_WHAT YOU NEED TO DO_:
The answer should be a single number: how many lines of the entries below hold the word "color".
..............................
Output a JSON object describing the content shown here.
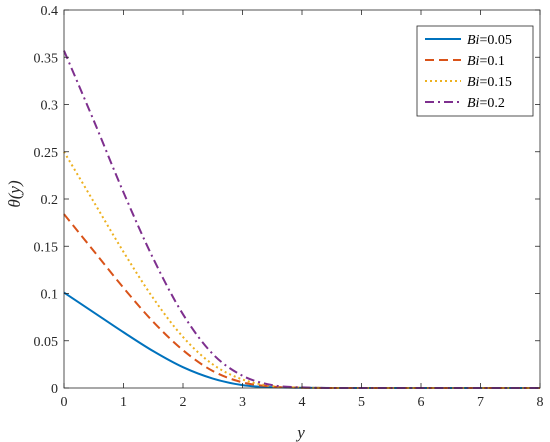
{
  "chart_data": {
    "type": "line",
    "xlabel": "y",
    "ylabel": "θ(y)",
    "xlim": [
      0,
      8
    ],
    "ylim": [
      0,
      0.4
    ],
    "xticks": [
      "0",
      "1",
      "2",
      "3",
      "4",
      "5",
      "6",
      "7",
      "8"
    ],
    "yticks": [
      "0",
      "0.05",
      "0.1",
      "0.15",
      "0.2",
      "0.25",
      "0.3",
      "0.35",
      "0.4"
    ],
    "grid": false,
    "legend_position": "top-right",
    "x": [
      0,
      0.5,
      1,
      1.5,
      2,
      2.5,
      3,
      3.5,
      4,
      4.5,
      5,
      6,
      7,
      8
    ],
    "series": [
      {
        "name": "Bi=0.05",
        "name_prefix": "Bi",
        "name_value": "=0.05",
        "color": "#0072BD",
        "dash": "solid",
        "values": [
          0.101,
          0.08,
          0.059,
          0.039,
          0.022,
          0.01,
          0.003,
          0.0008,
          0.0002,
          0,
          0,
          0,
          0,
          0
        ]
      },
      {
        "name": "Bi=0.1",
        "name_prefix": "Bi",
        "name_value": "=0.1",
        "color": "#D95319",
        "dash": "dashed",
        "values": [
          0.184,
          0.145,
          0.106,
          0.07,
          0.04,
          0.018,
          0.006,
          0.0015,
          0.0003,
          0,
          0,
          0,
          0,
          0
        ]
      },
      {
        "name": "Bi=0.15",
        "name_prefix": "Bi",
        "name_value": "=0.15",
        "color": "#EDB120",
        "dash": "dotted",
        "values": [
          0.25,
          0.197,
          0.144,
          0.095,
          0.054,
          0.025,
          0.009,
          0.002,
          0.0004,
          0,
          0,
          0,
          0,
          0
        ]
      },
      {
        "name": "Bi=0.2",
        "name_prefix": "Bi",
        "name_value": "=0.2",
        "color": "#7E2F8E",
        "dash": "dashdot",
        "values": [
          0.357,
          0.283,
          0.207,
          0.137,
          0.078,
          0.036,
          0.013,
          0.003,
          0.0006,
          0,
          0,
          0,
          0,
          0
        ]
      }
    ]
  }
}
..............................
_FINAL ANSWER_:
4